### Given task
Reproduce the records below in their entirety, character for character.

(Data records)
+---+

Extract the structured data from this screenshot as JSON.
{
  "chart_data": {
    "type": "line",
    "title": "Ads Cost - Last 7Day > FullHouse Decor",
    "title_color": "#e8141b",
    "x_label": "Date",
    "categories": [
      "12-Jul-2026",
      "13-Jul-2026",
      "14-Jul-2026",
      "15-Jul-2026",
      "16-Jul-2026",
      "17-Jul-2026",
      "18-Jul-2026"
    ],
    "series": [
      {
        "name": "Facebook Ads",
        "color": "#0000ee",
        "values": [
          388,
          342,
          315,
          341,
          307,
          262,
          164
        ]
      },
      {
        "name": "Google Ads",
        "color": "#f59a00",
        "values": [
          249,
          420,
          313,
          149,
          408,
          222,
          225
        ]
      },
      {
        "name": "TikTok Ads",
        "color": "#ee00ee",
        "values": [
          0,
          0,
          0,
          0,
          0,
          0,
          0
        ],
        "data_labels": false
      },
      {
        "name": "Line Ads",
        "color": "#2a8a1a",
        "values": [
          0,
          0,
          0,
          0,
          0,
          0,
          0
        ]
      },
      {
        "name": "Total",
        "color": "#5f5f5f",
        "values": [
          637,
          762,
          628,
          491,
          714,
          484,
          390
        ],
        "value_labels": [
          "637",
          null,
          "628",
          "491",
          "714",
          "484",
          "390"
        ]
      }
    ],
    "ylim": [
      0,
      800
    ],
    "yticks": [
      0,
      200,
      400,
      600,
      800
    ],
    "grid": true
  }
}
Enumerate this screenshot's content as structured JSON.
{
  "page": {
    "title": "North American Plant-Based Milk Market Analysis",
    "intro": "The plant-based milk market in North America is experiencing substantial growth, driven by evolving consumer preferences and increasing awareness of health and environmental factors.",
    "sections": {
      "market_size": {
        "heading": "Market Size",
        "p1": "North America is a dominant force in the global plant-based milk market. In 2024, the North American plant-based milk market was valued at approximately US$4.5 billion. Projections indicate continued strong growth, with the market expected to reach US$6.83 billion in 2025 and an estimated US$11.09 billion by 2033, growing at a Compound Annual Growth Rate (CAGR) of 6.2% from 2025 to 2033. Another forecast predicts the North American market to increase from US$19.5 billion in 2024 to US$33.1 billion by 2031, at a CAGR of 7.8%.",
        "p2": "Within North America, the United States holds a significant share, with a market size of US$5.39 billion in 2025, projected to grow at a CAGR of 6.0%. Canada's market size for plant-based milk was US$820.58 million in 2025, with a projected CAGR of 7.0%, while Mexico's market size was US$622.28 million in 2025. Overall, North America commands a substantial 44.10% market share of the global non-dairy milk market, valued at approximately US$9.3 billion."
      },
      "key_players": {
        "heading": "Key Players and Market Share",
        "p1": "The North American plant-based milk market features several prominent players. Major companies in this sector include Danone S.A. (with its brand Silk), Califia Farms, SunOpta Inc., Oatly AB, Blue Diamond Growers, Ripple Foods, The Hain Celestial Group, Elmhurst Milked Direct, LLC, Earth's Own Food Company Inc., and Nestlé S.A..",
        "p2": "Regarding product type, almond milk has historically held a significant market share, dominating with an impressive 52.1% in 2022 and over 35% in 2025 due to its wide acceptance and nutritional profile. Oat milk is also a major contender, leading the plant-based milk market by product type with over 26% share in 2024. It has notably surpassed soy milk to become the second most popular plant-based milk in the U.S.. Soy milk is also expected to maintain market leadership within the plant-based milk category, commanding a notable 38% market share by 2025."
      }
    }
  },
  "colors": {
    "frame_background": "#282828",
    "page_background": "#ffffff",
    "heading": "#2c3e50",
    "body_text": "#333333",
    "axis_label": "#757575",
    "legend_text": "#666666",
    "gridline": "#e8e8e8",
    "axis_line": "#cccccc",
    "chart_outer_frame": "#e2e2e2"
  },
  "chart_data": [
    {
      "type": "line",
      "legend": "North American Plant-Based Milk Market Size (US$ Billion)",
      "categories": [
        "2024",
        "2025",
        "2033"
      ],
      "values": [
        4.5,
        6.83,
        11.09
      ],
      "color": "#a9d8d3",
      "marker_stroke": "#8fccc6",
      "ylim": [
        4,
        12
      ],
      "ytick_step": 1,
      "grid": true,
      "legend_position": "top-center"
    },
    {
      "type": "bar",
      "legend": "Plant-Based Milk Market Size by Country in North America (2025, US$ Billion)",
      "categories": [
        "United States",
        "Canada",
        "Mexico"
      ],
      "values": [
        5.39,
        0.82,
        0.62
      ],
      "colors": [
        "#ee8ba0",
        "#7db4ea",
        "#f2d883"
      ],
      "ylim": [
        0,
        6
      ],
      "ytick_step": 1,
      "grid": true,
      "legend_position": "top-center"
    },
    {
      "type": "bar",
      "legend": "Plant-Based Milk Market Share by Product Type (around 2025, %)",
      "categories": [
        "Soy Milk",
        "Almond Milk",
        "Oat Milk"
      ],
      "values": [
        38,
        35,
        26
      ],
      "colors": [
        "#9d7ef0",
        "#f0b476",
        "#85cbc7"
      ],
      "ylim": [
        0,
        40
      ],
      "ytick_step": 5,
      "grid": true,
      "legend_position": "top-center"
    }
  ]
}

+---+

### Correct result
Extract the structured data from this screenshot as JSON.
{
  "chart_data": {
    "type": "line",
    "title": "Ads Cost - Last 7Day > FullHouse Decor",
    "title_color": "#e8141b",
    "x_label": "Date",
    "categories": [
      "12-Jul-2026",
      "13-Jul-2026",
      "14-Jul-2026",
      "15-Jul-2026",
      "16-Jul-2026",
      "17-Jul-2026",
      "18-Jul-2026"
    ],
    "series": [
      {
        "name": "Facebook Ads",
        "color": "#0000ee",
        "values": [
          388,
          342,
          315,
          341,
          307,
          262,
          164
        ]
      },
      {
        "name": "Google Ads",
        "color": "#f59a00",
        "values": [
          249,
          420,
          313,
          149,
          408,
          222,
          225
        ]
      },
      {
        "name": "TikTok Ads",
        "color": "#ee00ee",
        "values": [
          0,
          0,
          0,
          0,
          0,
          0,
          0
        ],
        "data_labels": false
      },
      {
        "name": "Line Ads",
        "color": "#2a8a1a",
        "values": [
          0,
          0,
          0,
          0,
          0,
          0,
          0
        ]
      },
      {
        "name": "Total",
        "color": "#5f5f5f",
        "values": [
          637,
          762,
          628,
          491,
          714,
          484,
          390
        ],
        "value_labels": [
          "637",
          null,
          "628",
          "491",
          "714",
          "484",
          "390"
        ]
      }
    ],
    "ylim": [
      0,
      800
    ],
    "yticks": [
      0,
      200,
      400,
      600,
      800
    ],
    "grid": true
  }
}
Enumerate this screenshot's content as structured JSON.
{
  "page": {
    "title": "North American Plant-Based Milk Market Analysis",
    "intro": "The plant-based milk market in North America is experiencing substantial growth, driven by evolving consumer preferences and increasing awareness of health and environmental factors.",
    "sections": {
      "market_size": {
        "heading": "Market Size",
        "p1": "North America is a dominant force in the global plant-based milk market. In 2024, the North American plant-based milk market was valued at approximately US$4.5 billion. Projections indicate continued strong growth, with the market expected to reach US$6.83 billion in 2025 and an estimated US$11.09 billion by 2033, growing at a Compound Annual Growth Rate (CAGR) of 6.2% from 2025 to 2033. Another forecast predicts the North American market to increase from US$19.5 billion in 2024 to US$33.1 billion by 2031, at a CAGR of 7.8%.",
        "p2": "Within North America, the United States holds a significant share, with a market size of US$5.39 billion in 2025, projected to grow at a CAGR of 6.0%. Canada's market size for plant-based milk was US$820.58 million in 2025, with a projected CAGR of 7.0%, while Mexico's market size was US$622.28 million in 2025. Overall, North America commands a substantial 44.10% market share of the global non-dairy milk market, valued at approximately US$9.3 billion."
      },
      "key_players": {
        "heading": "Key Players and Market Share",
        "p1": "The North American plant-based milk market features several prominent players. Major companies in this sector include Danone S.A. (with its brand Silk), Califia Farms, SunOpta Inc., Oatly AB, Blue Diamond Growers, Ripple Foods, The Hain Celestial Group, Elmhurst Milked Direct, LLC, Earth's Own Food Company Inc., and Nestlé S.A..",
        "p2": "Regarding product type, almond milk has historically held a significant market share, dominating with an impressive 52.1% in 2022 and over 35% in 2025 due to its wide acceptance and nutritional profile. Oat milk is also a major contender, leading the plant-based milk market by product type with over 26% share in 2024. It has notably surpassed soy milk to become the second most popular plant-based milk in the U.S.. Soy milk is also expected to maintain market leadership within the plant-based milk category, commanding a notable 38% market share by 2025."
      }
    }
  },
  "colors": {
    "frame_background": "#282828",
    "page_background": "#ffffff",
    "heading": "#2c3e50",
    "body_text": "#333333",
    "axis_label": "#757575",
    "legend_text": "#666666",
    "gridline": "#e8e8e8",
    "axis_line": "#cccccc",
    "chart_outer_frame": "#e2e2e2"
  },
  "chart_data": [
    {
      "type": "line",
      "legend": "North American Plant-Based Milk Market Size (US$ Billion)",
      "categories": [
        "2024",
        "2025",
        "2033"
      ],
      "values": [
        4.5,
        6.83,
        11.09
      ],
      "color": "#a9d8d3",
      "marker_stroke": "#8fccc6",
      "ylim": [
        4,
        12
      ],
      "ytick_step": 1,
      "grid": true,
      "legend_position": "top-center"
    },
    {
      "type": "bar",
      "legend": "Plant-Based Milk Market Size by Country in North America (2025, US$ Billion)",
      "categories": [
        "United States",
        "Canada",
        "Mexico"
      ],
      "values": [
        5.39,
        0.82,
        0.62
      ],
      "colors": [
        "#ee8ba0",
        "#7db4ea",
        "#f2d883"
      ],
      "ylim": [
        0,
        6
      ],
      "ytick_step": 1,
      "grid": true,
      "legend_position": "top-center"
    },
    {
      "type": "bar",
      "legend": "Plant-Based Milk Market Share by Product Type (around 2025, %)",
      "categories": [
        "Soy Milk",
        "Almond Milk",
        "Oat Milk"
      ],
      "values": [
        38,
        35,
        26
      ],
      "colors": [
        "#9d7ef0",
        "#f0b476",
        "#85cbc7"
      ],
      "ylim": [
        0,
        40
      ],
      "ytick_step": 5,
      "grid": true,
      "legend_position": "top-center"
    }
  ]
}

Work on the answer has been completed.